[Written exercise]
Answer with a single number: how many lines in the listing below include "chevron"?

#### Listing

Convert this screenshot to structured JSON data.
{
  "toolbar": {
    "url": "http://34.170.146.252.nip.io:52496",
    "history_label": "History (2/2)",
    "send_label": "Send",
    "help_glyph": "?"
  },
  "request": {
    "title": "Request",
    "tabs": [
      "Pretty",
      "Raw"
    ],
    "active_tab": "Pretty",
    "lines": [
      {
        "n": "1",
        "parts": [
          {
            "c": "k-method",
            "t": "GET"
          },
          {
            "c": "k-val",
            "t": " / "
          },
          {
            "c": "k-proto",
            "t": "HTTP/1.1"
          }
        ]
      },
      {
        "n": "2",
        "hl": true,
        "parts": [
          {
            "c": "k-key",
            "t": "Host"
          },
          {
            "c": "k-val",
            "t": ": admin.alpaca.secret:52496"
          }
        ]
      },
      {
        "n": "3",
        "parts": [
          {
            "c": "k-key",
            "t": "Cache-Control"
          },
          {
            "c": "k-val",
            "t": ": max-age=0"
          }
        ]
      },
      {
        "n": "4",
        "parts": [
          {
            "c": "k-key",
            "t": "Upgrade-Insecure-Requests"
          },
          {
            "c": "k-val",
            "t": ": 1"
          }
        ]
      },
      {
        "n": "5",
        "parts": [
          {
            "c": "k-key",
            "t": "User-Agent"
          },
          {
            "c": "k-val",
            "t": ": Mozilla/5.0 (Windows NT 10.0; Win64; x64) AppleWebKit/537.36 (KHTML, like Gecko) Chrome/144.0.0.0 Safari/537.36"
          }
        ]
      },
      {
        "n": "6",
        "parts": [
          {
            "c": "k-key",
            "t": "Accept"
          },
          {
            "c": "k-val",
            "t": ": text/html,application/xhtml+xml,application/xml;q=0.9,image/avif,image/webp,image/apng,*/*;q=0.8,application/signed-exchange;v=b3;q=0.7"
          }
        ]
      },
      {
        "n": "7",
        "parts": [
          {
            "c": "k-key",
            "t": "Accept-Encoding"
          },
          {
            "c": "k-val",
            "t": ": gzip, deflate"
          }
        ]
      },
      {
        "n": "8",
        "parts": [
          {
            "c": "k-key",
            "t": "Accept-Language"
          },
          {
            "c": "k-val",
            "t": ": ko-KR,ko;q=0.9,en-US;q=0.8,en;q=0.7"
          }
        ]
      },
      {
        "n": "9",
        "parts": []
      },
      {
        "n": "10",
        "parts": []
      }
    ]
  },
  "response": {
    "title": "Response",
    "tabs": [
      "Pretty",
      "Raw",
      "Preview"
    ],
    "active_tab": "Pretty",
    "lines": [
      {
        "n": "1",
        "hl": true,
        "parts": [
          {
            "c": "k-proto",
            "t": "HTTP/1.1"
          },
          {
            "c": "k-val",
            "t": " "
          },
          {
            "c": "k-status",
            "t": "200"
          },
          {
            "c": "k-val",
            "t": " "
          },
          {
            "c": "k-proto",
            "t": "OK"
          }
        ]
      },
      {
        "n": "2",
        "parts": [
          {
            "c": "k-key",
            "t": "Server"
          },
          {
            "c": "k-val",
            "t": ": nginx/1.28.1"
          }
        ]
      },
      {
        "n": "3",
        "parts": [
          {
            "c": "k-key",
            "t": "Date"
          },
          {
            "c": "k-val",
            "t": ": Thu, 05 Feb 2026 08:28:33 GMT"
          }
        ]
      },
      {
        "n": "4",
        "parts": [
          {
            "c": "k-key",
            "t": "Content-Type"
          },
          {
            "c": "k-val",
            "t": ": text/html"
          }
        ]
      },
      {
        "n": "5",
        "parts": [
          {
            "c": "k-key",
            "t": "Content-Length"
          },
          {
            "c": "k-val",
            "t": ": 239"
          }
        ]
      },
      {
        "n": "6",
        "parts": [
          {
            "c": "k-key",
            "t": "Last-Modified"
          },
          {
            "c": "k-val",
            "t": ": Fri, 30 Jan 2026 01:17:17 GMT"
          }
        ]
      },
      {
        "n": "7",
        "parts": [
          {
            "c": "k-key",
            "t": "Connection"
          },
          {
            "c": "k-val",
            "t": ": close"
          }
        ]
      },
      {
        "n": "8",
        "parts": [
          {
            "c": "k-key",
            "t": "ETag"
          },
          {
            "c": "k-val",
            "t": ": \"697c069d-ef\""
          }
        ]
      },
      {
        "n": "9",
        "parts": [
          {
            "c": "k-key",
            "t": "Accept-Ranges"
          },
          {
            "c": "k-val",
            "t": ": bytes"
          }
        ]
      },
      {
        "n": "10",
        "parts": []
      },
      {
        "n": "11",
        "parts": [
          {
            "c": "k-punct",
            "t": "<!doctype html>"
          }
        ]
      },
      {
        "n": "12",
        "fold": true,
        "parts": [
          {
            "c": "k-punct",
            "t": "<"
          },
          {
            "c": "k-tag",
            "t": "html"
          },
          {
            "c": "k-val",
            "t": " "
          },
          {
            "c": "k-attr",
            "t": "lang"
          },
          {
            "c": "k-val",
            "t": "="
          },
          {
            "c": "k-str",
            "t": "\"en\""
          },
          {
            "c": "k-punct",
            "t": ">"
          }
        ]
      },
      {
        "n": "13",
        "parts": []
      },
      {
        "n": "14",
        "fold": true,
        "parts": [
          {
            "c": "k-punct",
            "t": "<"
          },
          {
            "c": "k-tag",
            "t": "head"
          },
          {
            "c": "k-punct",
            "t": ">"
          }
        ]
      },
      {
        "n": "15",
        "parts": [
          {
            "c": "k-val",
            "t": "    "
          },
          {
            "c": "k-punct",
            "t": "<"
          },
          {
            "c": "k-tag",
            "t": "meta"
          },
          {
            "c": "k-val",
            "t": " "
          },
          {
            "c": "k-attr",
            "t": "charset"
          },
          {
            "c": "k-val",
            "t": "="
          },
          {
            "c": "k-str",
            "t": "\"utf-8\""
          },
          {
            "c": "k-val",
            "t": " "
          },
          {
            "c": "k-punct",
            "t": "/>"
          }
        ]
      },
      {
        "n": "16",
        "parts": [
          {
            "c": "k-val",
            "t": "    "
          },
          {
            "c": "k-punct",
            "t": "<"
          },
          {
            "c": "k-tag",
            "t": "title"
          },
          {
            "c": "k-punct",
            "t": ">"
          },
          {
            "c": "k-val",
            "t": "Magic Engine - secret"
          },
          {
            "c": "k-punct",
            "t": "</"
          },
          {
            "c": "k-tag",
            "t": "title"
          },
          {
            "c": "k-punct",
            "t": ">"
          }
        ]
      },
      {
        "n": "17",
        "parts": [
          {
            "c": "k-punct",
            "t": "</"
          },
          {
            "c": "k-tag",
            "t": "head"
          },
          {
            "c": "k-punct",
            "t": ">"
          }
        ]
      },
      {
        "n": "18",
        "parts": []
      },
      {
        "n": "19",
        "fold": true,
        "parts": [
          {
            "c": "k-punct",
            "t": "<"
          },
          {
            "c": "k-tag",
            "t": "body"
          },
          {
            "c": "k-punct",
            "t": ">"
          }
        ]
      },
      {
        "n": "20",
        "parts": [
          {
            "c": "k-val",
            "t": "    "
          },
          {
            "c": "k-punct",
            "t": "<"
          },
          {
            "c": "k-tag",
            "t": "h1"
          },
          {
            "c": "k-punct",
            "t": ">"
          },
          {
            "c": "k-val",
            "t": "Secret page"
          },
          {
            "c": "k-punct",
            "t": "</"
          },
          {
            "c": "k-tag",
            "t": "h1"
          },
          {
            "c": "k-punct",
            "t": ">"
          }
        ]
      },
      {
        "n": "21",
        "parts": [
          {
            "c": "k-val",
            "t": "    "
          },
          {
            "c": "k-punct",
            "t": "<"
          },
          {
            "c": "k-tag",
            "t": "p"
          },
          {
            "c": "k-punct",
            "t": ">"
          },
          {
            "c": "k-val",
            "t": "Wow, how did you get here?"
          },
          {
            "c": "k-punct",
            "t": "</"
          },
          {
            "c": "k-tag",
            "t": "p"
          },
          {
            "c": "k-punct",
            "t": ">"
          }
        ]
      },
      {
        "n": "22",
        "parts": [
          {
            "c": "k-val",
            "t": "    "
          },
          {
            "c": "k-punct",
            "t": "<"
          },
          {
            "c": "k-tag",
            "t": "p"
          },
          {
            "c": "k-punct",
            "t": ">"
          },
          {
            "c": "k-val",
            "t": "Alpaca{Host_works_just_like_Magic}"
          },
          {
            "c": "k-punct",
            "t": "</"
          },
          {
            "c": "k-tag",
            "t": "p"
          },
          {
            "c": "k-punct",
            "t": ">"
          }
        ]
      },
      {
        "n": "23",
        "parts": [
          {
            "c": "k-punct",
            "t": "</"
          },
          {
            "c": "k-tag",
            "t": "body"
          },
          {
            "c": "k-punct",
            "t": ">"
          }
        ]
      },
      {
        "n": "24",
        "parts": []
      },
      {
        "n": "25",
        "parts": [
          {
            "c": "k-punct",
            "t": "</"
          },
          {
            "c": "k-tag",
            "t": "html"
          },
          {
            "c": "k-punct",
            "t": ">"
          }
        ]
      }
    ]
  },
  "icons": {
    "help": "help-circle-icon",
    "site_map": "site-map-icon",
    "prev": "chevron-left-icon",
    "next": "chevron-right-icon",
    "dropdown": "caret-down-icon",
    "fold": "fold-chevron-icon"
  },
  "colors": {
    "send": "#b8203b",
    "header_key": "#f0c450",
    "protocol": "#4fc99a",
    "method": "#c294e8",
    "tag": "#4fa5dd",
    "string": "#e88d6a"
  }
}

########

[Exercise response]
3